- _Material for this task_:
────

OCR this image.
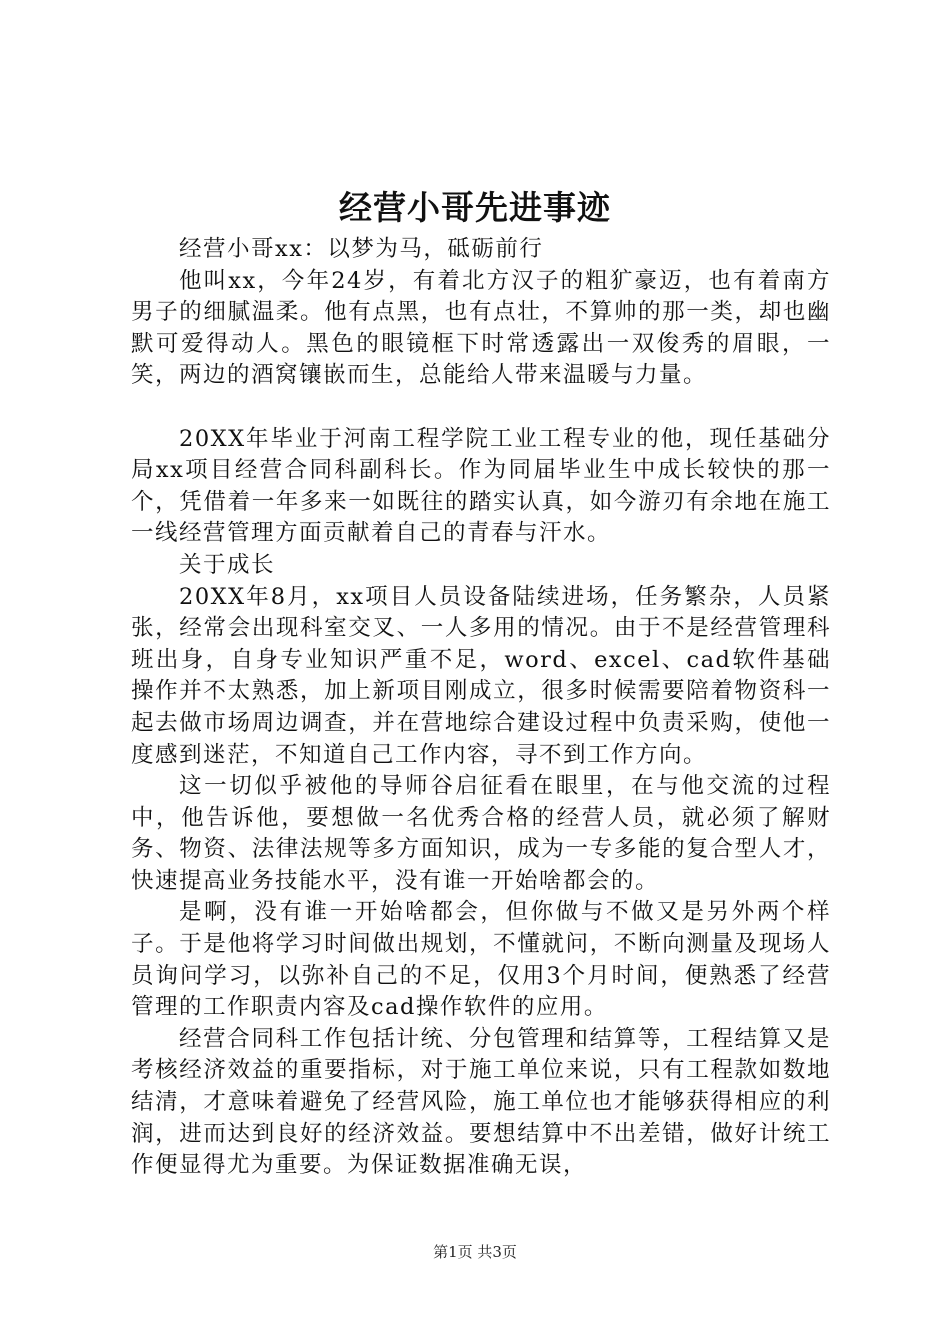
经营小哥先进事迹

经营小哥xx：以梦为马，砥砺前行

他叫xx，今年24岁，有着北方汉子的粗犷豪迈，也有着南方男子的细腻温柔。他有点黑，也有点壮，不算帅的那一类，却也幽默可爱得动人。黑色的眼镜框下时常透露出一双俊秀的眉眼，一笑，两边的酒窝镶嵌而生，总能给人带来温暖与力量。

20XX年毕业于河南工程学院工业工程专业的他，现任基础分局xx项目经营合同科副科长。作为同届毕业生中成长较快的那一个，凭借着一年多来一如既往的踏实认真，如今游刃有余地在施工一线经营管理方面贡献着自己的青春与汗水。

关于成长

20XX年8月，xx项目人员设备陆续进场，任务繁杂，人员紧张，经常会出现科室交叉、一人多用的情况。由于不是经营管理科班出身，自身专业知识严重不足，word、excel、cad软件基础操作并不太熟悉，加上新项目刚成立，很多时候需要陪着物资科一起去做市场周边调查，并在营地综合建设过程中负责采购，使他一度感到迷茫，不知道自己工作内容，寻不到工作方向。

这一切似乎被他的导师谷启征看在眼里，在与他交流的过程中，他告诉他，要想做一名优秀合格的经营人员，就必须了解财务、物资、法律法规等多方面知识，成为一专多能的复合型人才，快速提高业务技能水平，没有谁一开始啥都会的。

是啊，没有谁一开始啥都会，但你做与不做又是另外两个样子。于是他将学习时间做出规划，不懂就问，不断向测量及现场人员询问学习，以弥补自己的不足，仅用3个月时间，便熟悉了经营管理的工作职责内容及cad操作软件的应用。

经营合同科工作包括计统、分包管理和结算等，工程结算又是考核经济效益的重要指标，对于施工单位来说，只有工程款如数地结清，才意味着避免了经营风险，施工单位也才能够获得相应的利润，进而达到良好的经济效益。要想结算中不出差错，做好计统工作便显得尤为重要。为保证数据准确无误，

第1页 共3页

────

- _The problem_: Every record above should be written out again exactly; the pictures stay out of the copy.

- _Answer below_:
OCR this image.
经营小哥先进事迹

经营小哥xx：以梦为马，砥砺前行

他叫xx，今年24岁，有着北方汉子的粗犷豪迈，也有着南方男子的细腻温柔。他有点黑，也有点壮，不算帅的那一类，却也幽默可爱得动人。黑色的眼镜框下时常透露出一双俊秀的眉眼，一笑，两边的酒窝镶嵌而生，总能给人带来温暖与力量。

20XX年毕业于河南工程学院工业工程专业的他，现任基础分局xx项目经营合同科副科长。作为同届毕业生中成长较快的那一个，凭借着一年多来一如既往的踏实认真，如今游刃有余地在施工一线经营管理方面贡献着自己的青春与汗水。

关于成长

20XX年8月，xx项目人员设备陆续进场，任务繁杂，人员紧张，经常会出现科室交叉、一人多用的情况。由于不是经营管理科班出身，自身专业知识严重不足，word、excel、cad软件基础操作并不太熟悉，加上新项目刚成立，很多时候需要陪着物资科一起去做市场周边调查，并在营地综合建设过程中负责采购，使他一度感到迷茫，不知道自己工作内容，寻不到工作方向。

这一切似乎被他的导师谷启征看在眼里，在与他交流的过程中，他告诉他，要想做一名优秀合格的经营人员，就必须了解财务、物资、法律法规等多方面知识，成为一专多能的复合型人才，快速提高业务技能水平，没有谁一开始啥都会的。

是啊，没有谁一开始啥都会，但你做与不做又是另外两个样子。于是他将学习时间做出规划，不懂就问，不断向测量及现场人员询问学习，以弥补自己的不足，仅用3个月时间，便熟悉了经营管理的工作职责内容及cad操作软件的应用。

经营合同科工作包括计统、分包管理和结算等，工程结算又是考核经济效益的重要指标，对于施工单位来说，只有工程款如数地结清，才意味着避免了经营风险，施工单位也才能够获得相应的利润，进而达到良好的经济效益。要想结算中不出差错，做好计统工作便显得尤为重要。为保证数据准确无误，

第1页 共3页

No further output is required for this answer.